### [TASK STATEMENT]
Work out the number of lines containing "candlestick". Give that number alone.

### [GIVEN ENTRIES]
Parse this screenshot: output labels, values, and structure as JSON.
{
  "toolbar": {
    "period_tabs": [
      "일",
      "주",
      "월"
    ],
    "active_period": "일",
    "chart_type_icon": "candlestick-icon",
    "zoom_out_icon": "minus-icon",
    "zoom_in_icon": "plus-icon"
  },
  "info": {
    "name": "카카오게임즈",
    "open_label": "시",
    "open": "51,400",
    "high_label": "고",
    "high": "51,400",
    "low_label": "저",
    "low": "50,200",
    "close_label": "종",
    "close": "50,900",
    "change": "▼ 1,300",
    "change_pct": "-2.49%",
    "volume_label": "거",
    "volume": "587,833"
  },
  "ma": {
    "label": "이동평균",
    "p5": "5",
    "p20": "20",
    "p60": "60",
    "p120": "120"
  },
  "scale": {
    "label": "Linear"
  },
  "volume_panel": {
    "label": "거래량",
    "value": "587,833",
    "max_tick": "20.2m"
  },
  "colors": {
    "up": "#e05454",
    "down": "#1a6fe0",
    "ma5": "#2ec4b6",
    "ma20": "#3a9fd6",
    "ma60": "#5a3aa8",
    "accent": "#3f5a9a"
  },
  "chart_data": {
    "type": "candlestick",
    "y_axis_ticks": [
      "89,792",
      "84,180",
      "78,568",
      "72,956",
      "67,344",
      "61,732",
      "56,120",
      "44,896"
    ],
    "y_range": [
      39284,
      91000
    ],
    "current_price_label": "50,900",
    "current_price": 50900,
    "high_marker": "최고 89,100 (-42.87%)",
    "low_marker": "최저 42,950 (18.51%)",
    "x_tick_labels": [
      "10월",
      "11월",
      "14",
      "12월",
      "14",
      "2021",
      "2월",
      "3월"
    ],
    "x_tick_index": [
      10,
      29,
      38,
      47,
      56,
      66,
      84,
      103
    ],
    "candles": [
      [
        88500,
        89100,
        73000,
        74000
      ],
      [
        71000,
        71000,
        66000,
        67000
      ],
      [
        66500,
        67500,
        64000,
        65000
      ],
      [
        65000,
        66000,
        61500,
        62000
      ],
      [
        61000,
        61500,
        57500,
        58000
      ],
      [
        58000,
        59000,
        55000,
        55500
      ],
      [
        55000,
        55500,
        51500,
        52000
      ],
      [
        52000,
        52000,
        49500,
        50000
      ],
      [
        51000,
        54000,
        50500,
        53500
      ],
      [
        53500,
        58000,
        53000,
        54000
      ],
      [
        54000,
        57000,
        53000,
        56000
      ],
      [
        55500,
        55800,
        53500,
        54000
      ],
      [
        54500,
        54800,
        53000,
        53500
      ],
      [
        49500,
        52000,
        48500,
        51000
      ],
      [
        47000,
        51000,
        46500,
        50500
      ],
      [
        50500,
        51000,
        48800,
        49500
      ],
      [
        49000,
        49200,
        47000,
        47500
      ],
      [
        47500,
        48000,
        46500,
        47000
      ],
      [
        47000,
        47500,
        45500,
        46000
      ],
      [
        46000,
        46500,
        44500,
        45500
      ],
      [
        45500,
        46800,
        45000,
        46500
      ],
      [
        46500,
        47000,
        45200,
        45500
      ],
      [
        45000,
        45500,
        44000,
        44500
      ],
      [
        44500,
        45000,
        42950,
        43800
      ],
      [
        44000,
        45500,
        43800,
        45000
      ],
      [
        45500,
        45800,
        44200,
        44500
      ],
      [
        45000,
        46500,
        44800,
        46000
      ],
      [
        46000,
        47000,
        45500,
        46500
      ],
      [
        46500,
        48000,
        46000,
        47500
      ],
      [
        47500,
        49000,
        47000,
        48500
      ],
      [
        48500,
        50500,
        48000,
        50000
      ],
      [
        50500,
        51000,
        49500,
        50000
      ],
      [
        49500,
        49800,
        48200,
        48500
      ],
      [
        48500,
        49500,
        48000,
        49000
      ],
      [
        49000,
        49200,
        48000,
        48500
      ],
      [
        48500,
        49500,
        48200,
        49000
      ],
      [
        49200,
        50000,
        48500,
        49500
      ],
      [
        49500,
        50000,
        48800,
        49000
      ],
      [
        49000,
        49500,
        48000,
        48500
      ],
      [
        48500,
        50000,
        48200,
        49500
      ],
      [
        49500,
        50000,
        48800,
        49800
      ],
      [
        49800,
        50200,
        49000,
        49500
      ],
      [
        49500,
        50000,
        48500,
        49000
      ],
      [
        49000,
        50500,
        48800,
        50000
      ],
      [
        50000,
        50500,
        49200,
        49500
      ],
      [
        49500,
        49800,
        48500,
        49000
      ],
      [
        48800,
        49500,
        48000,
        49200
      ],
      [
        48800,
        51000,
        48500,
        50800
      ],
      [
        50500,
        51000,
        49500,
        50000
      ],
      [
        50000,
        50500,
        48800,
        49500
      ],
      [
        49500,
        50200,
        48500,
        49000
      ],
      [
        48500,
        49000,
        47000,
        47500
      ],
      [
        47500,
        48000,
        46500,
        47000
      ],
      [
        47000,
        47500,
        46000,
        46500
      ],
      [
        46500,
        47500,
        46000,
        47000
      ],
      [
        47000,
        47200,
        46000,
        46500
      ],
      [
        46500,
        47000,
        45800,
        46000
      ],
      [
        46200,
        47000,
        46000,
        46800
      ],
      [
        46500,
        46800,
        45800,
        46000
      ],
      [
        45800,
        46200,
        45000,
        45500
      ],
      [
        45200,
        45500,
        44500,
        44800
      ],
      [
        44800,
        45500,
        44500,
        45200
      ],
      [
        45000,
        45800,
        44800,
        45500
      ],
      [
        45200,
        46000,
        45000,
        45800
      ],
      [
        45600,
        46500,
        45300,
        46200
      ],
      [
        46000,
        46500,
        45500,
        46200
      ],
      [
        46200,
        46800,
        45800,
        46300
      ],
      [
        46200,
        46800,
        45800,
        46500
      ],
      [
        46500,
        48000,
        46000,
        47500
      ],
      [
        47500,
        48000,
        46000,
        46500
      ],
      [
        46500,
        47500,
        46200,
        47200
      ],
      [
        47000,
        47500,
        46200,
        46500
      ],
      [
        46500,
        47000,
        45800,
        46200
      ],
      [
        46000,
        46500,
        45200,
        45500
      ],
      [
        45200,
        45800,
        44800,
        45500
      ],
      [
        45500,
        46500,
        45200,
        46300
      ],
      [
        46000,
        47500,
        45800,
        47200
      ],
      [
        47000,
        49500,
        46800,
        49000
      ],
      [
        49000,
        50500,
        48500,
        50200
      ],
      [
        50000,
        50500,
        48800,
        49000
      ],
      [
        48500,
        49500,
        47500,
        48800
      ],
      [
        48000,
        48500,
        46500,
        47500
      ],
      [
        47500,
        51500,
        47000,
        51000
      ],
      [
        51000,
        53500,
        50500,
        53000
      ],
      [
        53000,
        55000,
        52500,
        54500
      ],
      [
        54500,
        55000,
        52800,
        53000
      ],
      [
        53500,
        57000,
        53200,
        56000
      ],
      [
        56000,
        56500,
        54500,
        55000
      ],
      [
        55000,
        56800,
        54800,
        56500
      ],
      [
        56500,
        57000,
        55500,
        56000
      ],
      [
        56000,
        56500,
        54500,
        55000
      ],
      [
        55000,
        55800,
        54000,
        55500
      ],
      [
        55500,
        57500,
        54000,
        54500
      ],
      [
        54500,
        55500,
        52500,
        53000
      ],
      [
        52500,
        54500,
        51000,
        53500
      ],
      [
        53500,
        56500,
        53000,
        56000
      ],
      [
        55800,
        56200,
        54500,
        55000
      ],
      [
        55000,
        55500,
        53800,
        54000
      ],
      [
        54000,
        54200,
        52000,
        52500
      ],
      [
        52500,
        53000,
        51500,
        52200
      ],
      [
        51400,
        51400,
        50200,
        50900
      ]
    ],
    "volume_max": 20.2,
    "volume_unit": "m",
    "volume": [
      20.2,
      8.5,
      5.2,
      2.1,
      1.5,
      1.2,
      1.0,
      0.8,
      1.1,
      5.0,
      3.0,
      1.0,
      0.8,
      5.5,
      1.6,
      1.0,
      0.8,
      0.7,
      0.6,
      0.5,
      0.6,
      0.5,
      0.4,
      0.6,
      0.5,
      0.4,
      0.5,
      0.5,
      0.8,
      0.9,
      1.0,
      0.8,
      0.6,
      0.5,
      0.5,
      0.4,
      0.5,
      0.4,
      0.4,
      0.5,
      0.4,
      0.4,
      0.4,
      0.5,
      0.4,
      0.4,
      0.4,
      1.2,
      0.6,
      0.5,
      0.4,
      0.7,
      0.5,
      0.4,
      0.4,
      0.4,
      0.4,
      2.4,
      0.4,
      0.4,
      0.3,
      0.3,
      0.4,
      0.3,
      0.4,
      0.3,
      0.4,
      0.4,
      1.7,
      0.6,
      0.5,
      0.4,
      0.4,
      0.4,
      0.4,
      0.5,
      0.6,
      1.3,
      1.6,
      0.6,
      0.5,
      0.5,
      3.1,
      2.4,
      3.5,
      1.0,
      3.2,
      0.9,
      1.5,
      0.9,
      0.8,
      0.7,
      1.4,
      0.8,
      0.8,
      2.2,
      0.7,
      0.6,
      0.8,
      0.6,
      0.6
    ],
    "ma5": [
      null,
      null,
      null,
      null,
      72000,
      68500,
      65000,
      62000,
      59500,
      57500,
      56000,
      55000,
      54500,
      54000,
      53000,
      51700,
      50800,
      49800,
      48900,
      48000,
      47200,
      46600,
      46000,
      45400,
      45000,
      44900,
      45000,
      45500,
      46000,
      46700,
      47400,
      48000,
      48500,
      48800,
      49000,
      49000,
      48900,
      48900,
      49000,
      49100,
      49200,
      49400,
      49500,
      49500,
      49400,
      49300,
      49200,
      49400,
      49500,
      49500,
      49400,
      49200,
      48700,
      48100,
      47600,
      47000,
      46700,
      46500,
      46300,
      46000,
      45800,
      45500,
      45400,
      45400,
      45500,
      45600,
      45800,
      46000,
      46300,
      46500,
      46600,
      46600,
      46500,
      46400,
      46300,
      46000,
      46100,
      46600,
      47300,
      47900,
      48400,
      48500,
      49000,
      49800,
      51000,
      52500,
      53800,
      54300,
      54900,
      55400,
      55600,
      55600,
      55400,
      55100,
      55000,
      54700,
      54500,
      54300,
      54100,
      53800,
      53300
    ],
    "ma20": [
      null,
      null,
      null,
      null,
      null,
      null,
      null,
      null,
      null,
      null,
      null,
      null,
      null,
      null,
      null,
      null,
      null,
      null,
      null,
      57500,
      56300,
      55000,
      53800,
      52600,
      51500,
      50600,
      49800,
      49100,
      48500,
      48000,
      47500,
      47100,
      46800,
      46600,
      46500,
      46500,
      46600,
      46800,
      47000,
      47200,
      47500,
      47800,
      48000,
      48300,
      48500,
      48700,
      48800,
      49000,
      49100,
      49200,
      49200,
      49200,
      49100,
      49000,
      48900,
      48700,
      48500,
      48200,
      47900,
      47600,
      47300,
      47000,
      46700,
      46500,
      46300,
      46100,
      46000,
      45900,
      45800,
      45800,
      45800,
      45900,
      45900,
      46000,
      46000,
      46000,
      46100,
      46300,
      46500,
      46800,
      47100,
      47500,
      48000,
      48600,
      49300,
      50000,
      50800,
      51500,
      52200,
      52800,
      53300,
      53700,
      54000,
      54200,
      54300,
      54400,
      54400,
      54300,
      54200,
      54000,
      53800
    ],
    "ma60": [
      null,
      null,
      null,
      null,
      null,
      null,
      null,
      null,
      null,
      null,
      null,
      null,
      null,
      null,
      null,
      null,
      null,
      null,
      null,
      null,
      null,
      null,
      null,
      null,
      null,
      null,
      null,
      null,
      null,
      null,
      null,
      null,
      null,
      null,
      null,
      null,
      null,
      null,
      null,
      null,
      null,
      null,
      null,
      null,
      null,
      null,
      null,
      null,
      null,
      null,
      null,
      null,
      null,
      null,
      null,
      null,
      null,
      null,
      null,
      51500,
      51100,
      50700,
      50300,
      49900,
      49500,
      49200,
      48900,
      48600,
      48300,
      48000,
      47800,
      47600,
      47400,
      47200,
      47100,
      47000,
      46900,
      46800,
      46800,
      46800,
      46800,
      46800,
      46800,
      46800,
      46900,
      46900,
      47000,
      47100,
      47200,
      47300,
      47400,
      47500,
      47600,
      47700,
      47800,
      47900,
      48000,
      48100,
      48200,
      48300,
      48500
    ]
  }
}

### [ANSWER BELOW]
2